## WHAT TO PRODUCE
Repeat the records below exactly.

(Stored records)
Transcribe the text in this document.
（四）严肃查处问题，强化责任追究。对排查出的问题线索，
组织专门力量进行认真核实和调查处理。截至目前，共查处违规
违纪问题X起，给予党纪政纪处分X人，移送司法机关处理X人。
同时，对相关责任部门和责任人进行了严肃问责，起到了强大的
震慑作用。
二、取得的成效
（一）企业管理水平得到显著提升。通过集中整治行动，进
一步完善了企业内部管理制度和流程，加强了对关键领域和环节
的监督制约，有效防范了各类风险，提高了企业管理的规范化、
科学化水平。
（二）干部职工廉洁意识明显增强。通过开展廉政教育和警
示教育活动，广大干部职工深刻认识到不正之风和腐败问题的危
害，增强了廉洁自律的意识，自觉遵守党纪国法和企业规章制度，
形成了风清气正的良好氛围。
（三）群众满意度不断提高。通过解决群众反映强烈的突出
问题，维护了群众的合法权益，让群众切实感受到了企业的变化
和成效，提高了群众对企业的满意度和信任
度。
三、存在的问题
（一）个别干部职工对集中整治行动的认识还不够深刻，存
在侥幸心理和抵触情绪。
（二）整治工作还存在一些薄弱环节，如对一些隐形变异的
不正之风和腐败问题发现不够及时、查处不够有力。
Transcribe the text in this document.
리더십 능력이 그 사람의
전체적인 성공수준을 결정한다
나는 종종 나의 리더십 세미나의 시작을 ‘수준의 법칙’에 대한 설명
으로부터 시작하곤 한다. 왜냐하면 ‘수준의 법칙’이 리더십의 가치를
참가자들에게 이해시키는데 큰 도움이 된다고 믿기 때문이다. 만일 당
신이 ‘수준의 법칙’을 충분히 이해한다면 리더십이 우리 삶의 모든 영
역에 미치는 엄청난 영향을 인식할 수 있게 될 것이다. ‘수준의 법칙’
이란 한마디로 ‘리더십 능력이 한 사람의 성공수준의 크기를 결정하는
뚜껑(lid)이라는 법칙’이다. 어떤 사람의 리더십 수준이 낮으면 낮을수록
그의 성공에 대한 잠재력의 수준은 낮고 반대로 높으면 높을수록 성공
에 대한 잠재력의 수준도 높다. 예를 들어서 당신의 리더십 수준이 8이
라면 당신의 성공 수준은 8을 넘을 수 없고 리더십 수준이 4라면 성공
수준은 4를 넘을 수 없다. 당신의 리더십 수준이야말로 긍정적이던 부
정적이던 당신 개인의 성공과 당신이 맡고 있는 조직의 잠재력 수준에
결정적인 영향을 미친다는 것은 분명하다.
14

## SOLVED PROBLEM
Transcribe the text in this document.
（四）严肃查处问题，强化责任追究。对排查出的问题线索，
组织专门力量进行认真核实和调查处理。截至目前，共查处违规
违纪问题X起，给予党纪政纪处分X人，移送司法机关处理X人。
同时，对相关责任部门和责任人进行了严肃问责，起到了强大的
震慑作用。
二、取得的成效
（一）企业管理水平得到显著提升。通过集中整治行动，进
一步完善了企业内部管理制度和流程，加强了对关键领域和环节
的监督制约，有效防范了各类风险，提高了企业管理的规范化、
科学化水平。
（二）干部职工廉洁意识明显增强。通过开展廉政教育和警
示教育活动，广大干部职工深刻认识到不正之风和腐败问题的危
害，增强了廉洁自律的意识，自觉遵守党纪国法和企业规章制度，
形成了风清气正的良好氛围。
（三）群众满意度不断提高。通过解决群众反映强烈的突出
问题，维护了群众的合法权益，让群众切实感受到了企业的变化
和成效，提高了群众对企业的满意度和信任
度。
三、存在的问题
（一）个别干部职工对集中整治行动的认识还不够深刻，存
在侥幸心理和抵触情绪。
（二）整治工作还存在一些薄弱环节，如对一些隐形变异的
不正之风和腐败问题发现不够及时、查处不够有力。
Transcribe the text in this document.
리더십 능력이 그 사람의
전체적인 성공수준을 결정한다
나는 종종 나의 리더십 세미나의 시작을 ‘수준의 법칙’에 대한 설명
으로부터 시작하곤 한다. 왜냐하면 ‘수준의 법칙’이 리더십의 가치를
참가자들에게 이해시키는데 큰 도움이 된다고 믿기 때문이다. 만일 당
신이 ‘수준의 법칙’을 충분히 이해한다면 리더십이 우리 삶의 모든 영
역에 미치는 엄청난 영향을 인식할 수 있게 될 것이다. ‘수준의 법칙’
이란 한마디로 ‘리더십 능력이 한 사람의 성공수준의 크기를 결정하는
뚜껑(lid)이라는 법칙’이다. 어떤 사람의 리더십 수준이 낮으면 낮을수록
그의 성공에 대한 잠재력의 수준은 낮고 반대로 높으면 높을수록 성공
에 대한 잠재력의 수준도 높다. 예를 들어서 당신의 리더십 수준이 8이
라면 당신의 성공 수준은 8을 넘을 수 없고 리더십 수준이 4라면 성공
수준은 4를 넘을 수 없다. 당신의 리더십 수준이야말로 긍정적이던 부
정적이던 당신 개인의 성공과 당신이 맡고 있는 조직의 잠재력 수준에
결정적인 영향을 미친다는 것은 분명하다.
14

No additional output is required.